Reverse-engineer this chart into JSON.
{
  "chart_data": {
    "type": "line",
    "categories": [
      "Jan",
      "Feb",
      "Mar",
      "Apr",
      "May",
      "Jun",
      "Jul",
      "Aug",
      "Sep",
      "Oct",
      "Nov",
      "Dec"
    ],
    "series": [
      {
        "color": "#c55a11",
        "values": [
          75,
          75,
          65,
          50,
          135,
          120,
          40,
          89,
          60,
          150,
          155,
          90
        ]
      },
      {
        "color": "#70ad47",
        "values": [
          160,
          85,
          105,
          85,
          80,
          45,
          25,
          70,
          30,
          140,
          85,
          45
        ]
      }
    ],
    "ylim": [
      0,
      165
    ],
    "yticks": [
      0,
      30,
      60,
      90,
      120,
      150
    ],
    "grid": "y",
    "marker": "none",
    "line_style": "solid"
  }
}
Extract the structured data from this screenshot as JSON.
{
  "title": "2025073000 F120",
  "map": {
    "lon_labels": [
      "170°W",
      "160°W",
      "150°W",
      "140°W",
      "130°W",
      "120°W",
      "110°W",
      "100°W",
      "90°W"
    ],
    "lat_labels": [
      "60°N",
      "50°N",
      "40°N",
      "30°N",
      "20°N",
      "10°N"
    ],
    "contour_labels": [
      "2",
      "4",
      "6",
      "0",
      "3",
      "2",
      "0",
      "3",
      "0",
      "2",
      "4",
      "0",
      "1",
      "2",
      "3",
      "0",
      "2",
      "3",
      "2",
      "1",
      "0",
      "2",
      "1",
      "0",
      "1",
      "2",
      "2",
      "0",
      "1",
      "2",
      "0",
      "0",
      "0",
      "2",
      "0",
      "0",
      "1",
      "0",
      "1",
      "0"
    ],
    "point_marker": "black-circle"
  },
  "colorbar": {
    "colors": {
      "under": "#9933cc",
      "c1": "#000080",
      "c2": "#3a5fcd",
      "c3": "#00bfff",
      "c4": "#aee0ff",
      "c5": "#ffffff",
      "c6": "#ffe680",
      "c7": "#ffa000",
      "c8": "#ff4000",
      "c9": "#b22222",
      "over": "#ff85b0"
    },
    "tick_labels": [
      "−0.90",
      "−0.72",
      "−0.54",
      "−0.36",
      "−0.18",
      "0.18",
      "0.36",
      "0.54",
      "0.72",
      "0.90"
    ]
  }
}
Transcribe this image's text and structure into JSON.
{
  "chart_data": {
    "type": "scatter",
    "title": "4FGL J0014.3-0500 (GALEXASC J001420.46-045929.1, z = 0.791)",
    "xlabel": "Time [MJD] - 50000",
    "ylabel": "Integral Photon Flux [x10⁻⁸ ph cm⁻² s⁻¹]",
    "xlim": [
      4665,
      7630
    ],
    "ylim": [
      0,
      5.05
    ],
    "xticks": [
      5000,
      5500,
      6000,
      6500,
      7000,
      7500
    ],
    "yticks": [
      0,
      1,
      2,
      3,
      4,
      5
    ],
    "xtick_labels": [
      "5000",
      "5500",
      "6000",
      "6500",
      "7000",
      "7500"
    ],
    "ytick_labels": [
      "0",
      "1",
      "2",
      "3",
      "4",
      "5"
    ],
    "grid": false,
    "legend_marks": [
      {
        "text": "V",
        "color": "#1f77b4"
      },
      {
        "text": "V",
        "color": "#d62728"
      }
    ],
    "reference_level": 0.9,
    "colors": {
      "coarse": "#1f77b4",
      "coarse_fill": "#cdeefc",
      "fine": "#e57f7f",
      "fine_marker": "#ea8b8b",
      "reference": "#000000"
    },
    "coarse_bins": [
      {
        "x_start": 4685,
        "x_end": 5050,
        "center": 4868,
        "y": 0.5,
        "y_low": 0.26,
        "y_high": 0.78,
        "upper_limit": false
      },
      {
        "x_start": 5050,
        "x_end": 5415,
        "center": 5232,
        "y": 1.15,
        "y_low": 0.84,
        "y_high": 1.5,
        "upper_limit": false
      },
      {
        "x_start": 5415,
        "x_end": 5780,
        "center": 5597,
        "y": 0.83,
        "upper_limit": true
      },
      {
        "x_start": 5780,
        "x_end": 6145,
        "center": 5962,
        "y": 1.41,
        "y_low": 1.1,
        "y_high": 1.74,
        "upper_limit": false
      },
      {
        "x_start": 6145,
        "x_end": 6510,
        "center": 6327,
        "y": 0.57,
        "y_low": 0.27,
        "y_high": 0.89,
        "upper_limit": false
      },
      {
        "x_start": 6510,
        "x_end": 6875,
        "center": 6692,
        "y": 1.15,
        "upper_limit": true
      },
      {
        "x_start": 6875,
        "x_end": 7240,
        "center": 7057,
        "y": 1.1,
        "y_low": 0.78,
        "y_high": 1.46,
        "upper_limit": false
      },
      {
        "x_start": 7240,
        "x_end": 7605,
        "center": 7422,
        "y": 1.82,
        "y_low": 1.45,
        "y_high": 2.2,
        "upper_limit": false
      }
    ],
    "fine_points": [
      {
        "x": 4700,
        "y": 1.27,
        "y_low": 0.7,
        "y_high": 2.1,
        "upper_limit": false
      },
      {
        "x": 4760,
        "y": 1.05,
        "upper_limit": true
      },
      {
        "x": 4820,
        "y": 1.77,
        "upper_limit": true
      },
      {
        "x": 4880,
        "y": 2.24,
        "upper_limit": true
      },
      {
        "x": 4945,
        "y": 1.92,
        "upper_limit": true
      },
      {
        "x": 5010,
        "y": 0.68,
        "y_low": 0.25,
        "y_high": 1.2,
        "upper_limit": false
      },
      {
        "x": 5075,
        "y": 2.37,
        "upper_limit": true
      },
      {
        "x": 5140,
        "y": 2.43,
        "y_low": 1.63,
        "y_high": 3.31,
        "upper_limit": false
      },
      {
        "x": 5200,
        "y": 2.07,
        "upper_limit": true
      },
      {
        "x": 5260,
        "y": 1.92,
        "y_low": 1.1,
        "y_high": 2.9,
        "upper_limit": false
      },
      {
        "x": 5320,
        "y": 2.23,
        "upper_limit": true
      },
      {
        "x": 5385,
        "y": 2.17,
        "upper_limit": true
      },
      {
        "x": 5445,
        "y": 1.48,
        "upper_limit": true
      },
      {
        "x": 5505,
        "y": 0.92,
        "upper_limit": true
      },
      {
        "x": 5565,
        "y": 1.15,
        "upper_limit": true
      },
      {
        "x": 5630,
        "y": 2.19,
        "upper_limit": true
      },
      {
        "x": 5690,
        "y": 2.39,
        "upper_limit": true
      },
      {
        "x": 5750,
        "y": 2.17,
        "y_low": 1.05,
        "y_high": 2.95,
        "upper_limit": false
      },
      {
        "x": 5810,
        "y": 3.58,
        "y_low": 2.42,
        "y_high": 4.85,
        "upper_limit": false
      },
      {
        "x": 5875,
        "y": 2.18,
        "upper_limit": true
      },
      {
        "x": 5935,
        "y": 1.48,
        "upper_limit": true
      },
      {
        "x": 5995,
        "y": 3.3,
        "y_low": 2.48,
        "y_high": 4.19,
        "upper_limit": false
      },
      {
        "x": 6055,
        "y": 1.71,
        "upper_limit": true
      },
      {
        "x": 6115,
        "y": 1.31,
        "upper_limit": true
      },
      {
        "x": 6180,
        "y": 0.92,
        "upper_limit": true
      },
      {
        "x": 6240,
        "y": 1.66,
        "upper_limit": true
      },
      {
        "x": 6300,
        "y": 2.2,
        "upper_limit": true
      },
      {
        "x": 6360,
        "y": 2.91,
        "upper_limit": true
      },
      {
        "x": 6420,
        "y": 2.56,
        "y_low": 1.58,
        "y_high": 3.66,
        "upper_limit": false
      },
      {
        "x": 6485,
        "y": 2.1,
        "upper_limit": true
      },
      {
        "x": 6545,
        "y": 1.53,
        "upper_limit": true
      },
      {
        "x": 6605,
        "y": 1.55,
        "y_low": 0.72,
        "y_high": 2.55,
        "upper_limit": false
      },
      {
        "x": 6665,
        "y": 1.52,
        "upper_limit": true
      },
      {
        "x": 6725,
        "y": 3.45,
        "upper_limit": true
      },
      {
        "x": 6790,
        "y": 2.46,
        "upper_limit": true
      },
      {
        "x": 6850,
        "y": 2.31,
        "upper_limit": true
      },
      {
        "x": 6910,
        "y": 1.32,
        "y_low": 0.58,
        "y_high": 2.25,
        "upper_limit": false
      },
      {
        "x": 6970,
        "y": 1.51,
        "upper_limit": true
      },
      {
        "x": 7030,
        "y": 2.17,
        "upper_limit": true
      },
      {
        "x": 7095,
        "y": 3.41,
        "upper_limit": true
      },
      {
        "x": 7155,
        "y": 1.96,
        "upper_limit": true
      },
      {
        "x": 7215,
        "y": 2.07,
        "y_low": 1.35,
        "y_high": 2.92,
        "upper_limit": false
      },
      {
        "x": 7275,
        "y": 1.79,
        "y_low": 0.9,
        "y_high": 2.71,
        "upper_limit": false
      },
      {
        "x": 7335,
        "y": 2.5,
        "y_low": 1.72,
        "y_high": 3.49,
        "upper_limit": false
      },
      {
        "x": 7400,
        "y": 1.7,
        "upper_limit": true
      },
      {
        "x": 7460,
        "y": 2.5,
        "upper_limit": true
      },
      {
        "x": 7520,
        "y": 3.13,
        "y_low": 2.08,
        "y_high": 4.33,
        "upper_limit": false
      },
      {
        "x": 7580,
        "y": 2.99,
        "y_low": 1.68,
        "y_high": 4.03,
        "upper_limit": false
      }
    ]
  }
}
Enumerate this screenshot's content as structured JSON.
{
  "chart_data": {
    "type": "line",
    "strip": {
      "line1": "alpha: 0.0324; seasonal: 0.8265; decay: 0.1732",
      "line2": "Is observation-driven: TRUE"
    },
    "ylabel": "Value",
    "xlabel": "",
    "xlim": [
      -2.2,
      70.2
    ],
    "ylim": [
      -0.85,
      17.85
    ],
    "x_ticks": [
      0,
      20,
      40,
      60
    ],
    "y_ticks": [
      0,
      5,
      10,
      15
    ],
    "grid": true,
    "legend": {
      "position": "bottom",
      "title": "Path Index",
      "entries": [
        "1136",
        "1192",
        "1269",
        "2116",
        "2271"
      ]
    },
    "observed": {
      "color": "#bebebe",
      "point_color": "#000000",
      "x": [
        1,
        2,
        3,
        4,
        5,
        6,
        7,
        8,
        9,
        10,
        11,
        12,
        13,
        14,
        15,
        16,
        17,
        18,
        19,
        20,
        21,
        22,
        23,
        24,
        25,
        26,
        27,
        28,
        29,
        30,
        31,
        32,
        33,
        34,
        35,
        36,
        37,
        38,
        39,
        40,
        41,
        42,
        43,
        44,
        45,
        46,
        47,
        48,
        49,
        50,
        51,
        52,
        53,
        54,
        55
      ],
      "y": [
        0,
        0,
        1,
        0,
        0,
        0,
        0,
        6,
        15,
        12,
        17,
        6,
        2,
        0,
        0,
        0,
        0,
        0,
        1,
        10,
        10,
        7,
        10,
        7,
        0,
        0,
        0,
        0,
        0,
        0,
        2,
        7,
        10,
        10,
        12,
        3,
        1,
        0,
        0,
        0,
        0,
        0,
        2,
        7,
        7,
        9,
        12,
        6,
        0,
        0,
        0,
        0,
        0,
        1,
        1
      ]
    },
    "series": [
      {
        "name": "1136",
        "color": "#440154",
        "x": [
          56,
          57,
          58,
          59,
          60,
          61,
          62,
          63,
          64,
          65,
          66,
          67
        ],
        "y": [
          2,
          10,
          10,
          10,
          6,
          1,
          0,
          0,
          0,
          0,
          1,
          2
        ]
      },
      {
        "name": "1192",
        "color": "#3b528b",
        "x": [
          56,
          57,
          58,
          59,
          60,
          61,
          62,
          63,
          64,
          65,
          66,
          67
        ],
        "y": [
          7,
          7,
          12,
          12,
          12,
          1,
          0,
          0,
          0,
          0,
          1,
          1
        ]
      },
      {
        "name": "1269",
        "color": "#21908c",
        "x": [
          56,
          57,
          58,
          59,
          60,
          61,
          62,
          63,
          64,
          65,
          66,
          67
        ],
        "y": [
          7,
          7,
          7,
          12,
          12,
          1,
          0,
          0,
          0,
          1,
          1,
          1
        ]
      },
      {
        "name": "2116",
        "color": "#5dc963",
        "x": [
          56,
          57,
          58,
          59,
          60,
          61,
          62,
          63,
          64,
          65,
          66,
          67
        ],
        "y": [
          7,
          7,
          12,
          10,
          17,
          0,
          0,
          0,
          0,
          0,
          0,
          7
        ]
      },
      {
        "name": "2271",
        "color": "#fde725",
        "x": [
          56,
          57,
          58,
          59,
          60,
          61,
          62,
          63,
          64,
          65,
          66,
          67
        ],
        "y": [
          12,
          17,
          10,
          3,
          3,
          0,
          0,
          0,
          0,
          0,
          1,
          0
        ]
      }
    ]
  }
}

****

• What to do:
From the entries above, copy every line where the word "name" shows up.

• Task response:
        "name": "1136",
        "name": "1192",
        "name": "1269",
        "name": "2116",
        "name": "2271",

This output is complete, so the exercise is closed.